> [CHALLENGE]: The entries below are to be written out again without alteration.

> [INPUT ROWS]:

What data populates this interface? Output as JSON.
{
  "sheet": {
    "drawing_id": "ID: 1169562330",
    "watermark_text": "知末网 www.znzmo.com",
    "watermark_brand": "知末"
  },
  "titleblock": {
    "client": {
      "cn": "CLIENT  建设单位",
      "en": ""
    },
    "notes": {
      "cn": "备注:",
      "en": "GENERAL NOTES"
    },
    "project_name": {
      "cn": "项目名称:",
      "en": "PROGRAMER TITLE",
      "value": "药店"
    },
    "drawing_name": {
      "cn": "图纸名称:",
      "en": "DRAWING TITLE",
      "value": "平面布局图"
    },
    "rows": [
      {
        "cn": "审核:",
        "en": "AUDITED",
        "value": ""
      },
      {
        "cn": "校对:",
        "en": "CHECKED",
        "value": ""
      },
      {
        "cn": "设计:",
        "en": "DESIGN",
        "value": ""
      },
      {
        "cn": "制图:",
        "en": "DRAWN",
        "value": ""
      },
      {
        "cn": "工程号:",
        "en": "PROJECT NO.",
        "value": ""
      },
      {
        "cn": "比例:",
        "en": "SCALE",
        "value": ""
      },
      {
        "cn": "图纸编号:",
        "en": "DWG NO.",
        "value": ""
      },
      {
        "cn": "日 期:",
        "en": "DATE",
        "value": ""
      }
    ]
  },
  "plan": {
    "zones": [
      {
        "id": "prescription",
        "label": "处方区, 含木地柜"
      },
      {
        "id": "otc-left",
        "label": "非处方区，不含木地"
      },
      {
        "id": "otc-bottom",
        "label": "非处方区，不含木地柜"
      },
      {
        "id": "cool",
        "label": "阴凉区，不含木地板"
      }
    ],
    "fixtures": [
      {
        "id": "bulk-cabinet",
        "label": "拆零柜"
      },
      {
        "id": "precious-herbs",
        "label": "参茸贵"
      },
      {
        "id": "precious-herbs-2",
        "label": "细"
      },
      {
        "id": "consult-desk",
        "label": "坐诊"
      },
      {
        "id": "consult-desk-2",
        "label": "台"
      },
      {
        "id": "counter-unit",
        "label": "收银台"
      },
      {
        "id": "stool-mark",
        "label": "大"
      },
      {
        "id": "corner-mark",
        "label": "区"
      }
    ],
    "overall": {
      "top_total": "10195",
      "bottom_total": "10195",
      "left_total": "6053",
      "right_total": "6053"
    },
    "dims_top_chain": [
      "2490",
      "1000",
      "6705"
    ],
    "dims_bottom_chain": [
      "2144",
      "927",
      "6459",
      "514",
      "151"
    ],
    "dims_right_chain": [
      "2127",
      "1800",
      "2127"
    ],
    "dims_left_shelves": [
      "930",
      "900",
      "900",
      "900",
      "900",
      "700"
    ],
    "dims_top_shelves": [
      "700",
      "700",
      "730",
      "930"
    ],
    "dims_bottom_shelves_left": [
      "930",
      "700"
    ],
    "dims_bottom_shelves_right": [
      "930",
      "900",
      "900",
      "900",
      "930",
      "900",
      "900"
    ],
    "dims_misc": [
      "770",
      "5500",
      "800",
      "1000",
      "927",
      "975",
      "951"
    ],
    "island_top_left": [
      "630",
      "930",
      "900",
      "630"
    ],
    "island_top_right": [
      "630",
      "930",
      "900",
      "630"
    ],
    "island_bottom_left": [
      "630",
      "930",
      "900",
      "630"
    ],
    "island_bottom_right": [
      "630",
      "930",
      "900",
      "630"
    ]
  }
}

> [ANSWER TO THIS EXERCISE]:
What data populates this interface? Output as JSON.
{
  "sheet": {
    "drawing_id": "ID: 1169562330",
    "watermark_text": "知末网 www.znzmo.com",
    "watermark_brand": "知末"
  },
  "titleblock": {
    "client": {
      "cn": "CLIENT  建设单位",
      "en": ""
    },
    "notes": {
      "cn": "备注:",
      "en": "GENERAL NOTES"
    },
    "project_name": {
      "cn": "项目名称:",
      "en": "PROGRAMER TITLE",
      "value": "药店"
    },
    "drawing_name": {
      "cn": "图纸名称:",
      "en": "DRAWING TITLE",
      "value": "平面布局图"
    },
    "rows": [
      {
        "cn": "审核:",
        "en": "AUDITED",
        "value": ""
      },
      {
        "cn": "校对:",
        "en": "CHECKED",
        "value": ""
      },
      {
        "cn": "设计:",
        "en": "DESIGN",
        "value": ""
      },
      {
        "cn": "制图:",
        "en": "DRAWN",
        "value": ""
      },
      {
        "cn": "工程号:",
        "en": "PROJECT NO.",
        "value": ""
      },
      {
        "cn": "比例:",
        "en": "SCALE",
        "value": ""
      },
      {
        "cn": "图纸编号:",
        "en": "DWG NO.",
        "value": ""
      },
      {
        "cn": "日 期:",
        "en": "DATE",
        "value": ""
      }
    ]
  },
  "plan": {
    "zones": [
      {
        "id": "prescription",
        "label": "处方区, 含木地柜"
      },
      {
        "id": "otc-left",
        "label": "非处方区，不含木地"
      },
      {
        "id": "otc-bottom",
        "label": "非处方区，不含木地柜"
      },
      {
        "id": "cool",
        "label": "阴凉区，不含木地板"
      }
    ],
    "fixtures": [
      {
        "id": "bulk-cabinet",
        "label": "拆零柜"
      },
      {
        "id": "precious-herbs",
        "label": "参茸贵"
      },
      {
        "id": "precious-herbs-2",
        "label": "细"
      },
      {
        "id": "consult-desk",
        "label": "坐诊"
      },
      {
        "id": "consult-desk-2",
        "label": "台"
      },
      {
        "id": "counter-unit",
        "label": "收银台"
      },
      {
        "id": "stool-mark",
        "label": "大"
      },
      {
        "id": "corner-mark",
        "label": "区"
      }
    ],
    "overall": {
      "top_total": "10195",
      "bottom_total": "10195",
      "left_total": "6053",
      "right_total": "6053"
    },
    "dims_top_chain": [
      "2490",
      "1000",
      "6705"
    ],
    "dims_bottom_chain": [
      "2144",
      "927",
      "6459",
      "514",
      "151"
    ],
    "dims_right_chain": [
      "2127",
      "1800",
      "2127"
    ],
    "dims_left_shelves": [
      "930",
      "900",
      "900",
      "900",
      "900",
      "700"
    ],
    "dims_top_shelves": [
      "700",
      "700",
      "730",
      "930"
    ],
    "dims_bottom_shelves_left": [
      "930",
      "700"
    ],
    "dims_bottom_shelves_right": [
      "930",
      "900",
      "900",
      "900",
      "930",
      "900",
      "900"
    ],
    "dims_misc": [
      "770",
      "5500",
      "800",
      "1000",
      "927",
      "975",
      "951"
    ],
    "island_top_left": [
      "630",
      "930",
      "900",
      "630"
    ],
    "island_top_right": [
      "630",
      "930",
      "900",
      "630"
    ],
    "island_bottom_left": [
      "630",
      "930",
      "900",
      "630"
    ],
    "island_bottom_right": [
      "630",
      "930",
      "900",
      "630"
    ]
  }
}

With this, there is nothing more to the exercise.